[Labeled region entries]
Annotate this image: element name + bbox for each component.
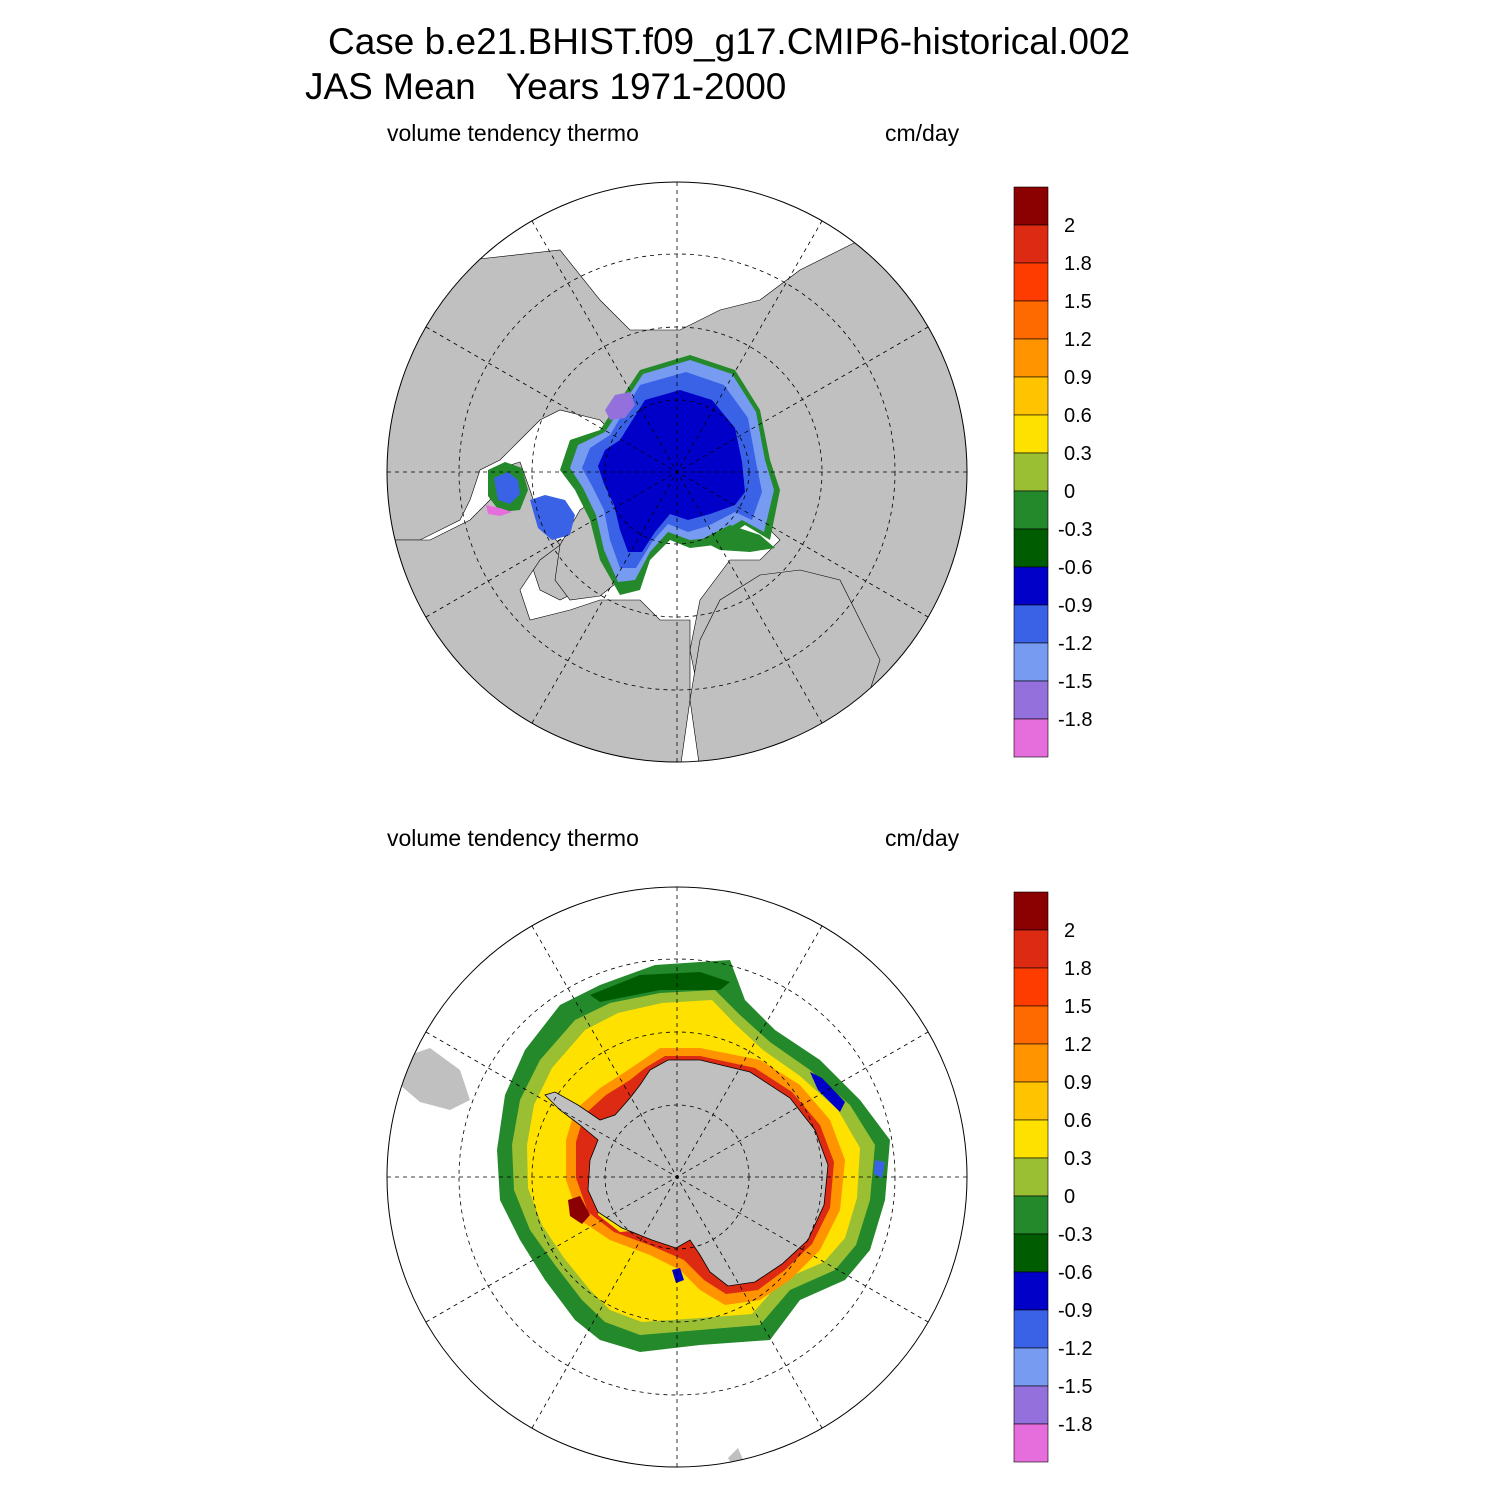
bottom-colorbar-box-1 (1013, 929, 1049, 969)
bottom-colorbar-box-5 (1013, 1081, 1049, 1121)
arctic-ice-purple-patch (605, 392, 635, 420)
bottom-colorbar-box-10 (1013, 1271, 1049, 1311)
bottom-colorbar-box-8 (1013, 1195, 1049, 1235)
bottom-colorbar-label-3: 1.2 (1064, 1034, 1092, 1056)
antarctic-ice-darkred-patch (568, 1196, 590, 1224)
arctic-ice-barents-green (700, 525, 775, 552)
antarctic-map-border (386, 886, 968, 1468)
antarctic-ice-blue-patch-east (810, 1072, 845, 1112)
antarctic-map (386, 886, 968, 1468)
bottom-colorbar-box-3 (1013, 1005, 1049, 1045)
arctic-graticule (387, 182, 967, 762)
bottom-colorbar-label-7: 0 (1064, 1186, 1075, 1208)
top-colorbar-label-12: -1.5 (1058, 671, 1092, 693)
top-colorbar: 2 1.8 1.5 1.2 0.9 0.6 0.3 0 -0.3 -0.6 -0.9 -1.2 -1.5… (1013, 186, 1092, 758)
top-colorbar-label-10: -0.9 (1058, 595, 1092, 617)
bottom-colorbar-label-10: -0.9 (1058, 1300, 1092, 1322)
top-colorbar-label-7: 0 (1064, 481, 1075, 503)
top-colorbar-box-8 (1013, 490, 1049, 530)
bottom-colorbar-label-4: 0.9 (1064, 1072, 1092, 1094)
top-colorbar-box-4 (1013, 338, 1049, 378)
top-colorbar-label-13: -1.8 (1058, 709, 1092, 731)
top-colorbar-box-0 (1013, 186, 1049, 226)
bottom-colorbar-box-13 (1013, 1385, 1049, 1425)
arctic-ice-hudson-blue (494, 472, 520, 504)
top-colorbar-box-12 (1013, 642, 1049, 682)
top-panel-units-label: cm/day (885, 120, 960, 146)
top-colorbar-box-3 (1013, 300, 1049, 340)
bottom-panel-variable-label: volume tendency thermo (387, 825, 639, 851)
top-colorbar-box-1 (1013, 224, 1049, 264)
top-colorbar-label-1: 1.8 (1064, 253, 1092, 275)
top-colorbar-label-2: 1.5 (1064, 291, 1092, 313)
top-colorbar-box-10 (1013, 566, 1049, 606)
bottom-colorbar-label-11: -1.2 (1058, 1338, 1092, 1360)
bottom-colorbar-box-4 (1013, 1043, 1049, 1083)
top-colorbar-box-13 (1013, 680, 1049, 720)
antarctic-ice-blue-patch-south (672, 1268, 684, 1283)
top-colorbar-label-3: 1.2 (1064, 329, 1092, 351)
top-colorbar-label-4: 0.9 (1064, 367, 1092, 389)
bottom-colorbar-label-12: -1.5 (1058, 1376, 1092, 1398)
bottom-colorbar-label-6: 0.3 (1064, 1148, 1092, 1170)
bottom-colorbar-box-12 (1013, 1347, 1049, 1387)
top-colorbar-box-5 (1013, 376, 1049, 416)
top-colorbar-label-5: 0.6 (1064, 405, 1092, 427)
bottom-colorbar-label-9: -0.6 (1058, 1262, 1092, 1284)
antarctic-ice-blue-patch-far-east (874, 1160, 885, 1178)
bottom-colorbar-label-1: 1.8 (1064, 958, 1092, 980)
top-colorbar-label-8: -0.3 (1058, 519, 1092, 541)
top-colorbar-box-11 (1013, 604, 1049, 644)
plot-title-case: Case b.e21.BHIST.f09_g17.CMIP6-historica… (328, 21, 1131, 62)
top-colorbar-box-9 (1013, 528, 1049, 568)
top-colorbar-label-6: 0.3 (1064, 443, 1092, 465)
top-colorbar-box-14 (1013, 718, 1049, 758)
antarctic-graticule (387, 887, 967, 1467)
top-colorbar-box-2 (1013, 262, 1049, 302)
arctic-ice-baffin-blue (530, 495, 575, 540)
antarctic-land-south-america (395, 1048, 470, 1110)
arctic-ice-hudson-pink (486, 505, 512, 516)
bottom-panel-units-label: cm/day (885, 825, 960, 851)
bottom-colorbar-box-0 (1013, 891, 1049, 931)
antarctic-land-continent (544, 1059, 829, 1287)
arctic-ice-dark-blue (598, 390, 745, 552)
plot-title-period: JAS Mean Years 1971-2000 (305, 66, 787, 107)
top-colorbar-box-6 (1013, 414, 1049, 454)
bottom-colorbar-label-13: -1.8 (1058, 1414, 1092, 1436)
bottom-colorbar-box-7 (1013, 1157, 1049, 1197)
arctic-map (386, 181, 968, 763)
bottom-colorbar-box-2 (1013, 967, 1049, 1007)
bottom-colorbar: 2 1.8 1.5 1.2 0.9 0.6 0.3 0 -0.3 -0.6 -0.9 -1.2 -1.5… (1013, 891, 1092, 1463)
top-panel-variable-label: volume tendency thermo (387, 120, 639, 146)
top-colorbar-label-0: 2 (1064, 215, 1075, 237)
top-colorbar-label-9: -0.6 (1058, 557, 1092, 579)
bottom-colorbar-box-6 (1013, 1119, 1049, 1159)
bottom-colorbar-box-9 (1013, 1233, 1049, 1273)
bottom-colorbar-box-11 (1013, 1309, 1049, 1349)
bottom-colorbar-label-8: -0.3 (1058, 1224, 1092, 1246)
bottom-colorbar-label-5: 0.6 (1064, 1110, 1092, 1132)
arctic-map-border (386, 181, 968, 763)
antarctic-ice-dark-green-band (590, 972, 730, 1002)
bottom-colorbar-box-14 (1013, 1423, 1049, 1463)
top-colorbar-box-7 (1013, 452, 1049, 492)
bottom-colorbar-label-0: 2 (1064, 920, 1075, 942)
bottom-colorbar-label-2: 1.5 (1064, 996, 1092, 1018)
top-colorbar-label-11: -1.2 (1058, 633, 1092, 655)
* * *
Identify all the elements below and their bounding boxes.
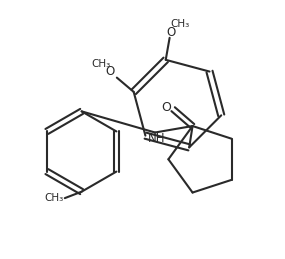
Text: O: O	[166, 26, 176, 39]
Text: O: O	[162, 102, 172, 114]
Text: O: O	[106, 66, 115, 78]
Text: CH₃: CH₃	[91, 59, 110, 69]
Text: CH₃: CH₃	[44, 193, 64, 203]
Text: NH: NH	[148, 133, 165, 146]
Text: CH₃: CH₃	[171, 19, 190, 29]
---
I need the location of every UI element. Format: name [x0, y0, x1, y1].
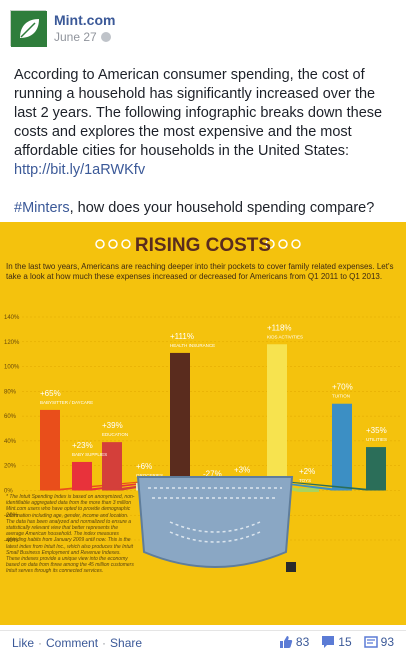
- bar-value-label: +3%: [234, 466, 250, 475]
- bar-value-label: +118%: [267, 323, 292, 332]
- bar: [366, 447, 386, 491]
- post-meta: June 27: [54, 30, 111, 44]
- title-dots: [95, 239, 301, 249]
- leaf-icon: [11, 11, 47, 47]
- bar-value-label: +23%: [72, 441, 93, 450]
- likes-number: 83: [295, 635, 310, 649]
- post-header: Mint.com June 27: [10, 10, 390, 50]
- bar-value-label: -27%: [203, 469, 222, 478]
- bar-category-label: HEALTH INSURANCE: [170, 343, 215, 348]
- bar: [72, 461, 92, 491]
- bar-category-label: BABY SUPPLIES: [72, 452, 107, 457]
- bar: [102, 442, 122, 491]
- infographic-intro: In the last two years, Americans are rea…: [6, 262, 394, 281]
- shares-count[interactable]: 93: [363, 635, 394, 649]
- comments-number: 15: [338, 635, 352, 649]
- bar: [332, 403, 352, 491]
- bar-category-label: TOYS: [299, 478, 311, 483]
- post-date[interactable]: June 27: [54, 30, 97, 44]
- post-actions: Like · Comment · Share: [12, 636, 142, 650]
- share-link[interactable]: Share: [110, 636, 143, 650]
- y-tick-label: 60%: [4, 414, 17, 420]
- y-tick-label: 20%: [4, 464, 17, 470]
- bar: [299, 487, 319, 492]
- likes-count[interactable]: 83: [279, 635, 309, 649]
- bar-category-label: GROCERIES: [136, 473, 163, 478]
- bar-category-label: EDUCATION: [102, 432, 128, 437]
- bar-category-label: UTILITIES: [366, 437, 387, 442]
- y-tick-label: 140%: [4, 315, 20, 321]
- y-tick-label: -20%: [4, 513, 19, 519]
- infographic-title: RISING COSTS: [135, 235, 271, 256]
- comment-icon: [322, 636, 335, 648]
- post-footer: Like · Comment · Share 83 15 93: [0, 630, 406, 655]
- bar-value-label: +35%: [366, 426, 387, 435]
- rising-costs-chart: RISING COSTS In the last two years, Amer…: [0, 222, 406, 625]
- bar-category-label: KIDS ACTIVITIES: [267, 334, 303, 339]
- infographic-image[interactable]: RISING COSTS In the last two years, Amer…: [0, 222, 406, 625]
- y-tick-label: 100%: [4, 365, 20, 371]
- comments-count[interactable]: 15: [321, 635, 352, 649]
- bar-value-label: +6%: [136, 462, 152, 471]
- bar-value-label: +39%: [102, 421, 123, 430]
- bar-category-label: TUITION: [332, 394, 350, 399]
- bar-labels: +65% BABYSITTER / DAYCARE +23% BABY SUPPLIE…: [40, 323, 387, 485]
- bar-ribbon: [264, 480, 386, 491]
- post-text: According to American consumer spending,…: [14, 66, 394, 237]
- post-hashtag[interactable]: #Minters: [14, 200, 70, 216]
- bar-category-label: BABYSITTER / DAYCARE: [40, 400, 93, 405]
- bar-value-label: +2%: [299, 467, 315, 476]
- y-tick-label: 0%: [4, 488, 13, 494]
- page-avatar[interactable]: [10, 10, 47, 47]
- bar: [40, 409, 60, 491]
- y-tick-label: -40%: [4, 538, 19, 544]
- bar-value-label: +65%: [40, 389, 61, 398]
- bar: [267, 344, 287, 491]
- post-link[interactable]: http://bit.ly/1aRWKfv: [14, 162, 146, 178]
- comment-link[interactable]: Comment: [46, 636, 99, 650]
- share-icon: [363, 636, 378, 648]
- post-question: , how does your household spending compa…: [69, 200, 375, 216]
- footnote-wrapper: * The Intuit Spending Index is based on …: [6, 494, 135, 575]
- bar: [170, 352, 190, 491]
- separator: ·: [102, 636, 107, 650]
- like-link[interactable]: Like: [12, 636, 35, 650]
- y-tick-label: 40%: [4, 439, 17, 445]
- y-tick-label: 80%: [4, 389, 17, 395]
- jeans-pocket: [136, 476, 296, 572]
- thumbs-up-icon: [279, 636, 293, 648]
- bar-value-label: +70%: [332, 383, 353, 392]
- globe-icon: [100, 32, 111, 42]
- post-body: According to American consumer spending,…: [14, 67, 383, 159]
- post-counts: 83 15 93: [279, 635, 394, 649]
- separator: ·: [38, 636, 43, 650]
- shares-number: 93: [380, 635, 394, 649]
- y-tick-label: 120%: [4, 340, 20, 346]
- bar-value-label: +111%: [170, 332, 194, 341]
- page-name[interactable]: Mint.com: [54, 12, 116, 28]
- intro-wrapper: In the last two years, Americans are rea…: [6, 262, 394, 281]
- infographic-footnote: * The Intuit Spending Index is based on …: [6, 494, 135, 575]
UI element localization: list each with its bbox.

## REQUIREMENTS
Please copy out the stretch of rows from the line containing "Annotate this image: element" through the line containing "bottom-colorbar-box-10 (1013, 1271, 1049, 1311)", both included, keeping each line unchanged but omitting the pictures.

## RESULT FOR THIS EXERCISE
Annotate this image: element name + bbox for each component.
bottom-colorbar-box-1 (1013, 929, 1049, 969)
bottom-colorbar-box-5 (1013, 1081, 1049, 1121)
arctic-ice-purple-patch (605, 392, 635, 420)
bottom-colorbar-box-10 (1013, 1271, 1049, 1311)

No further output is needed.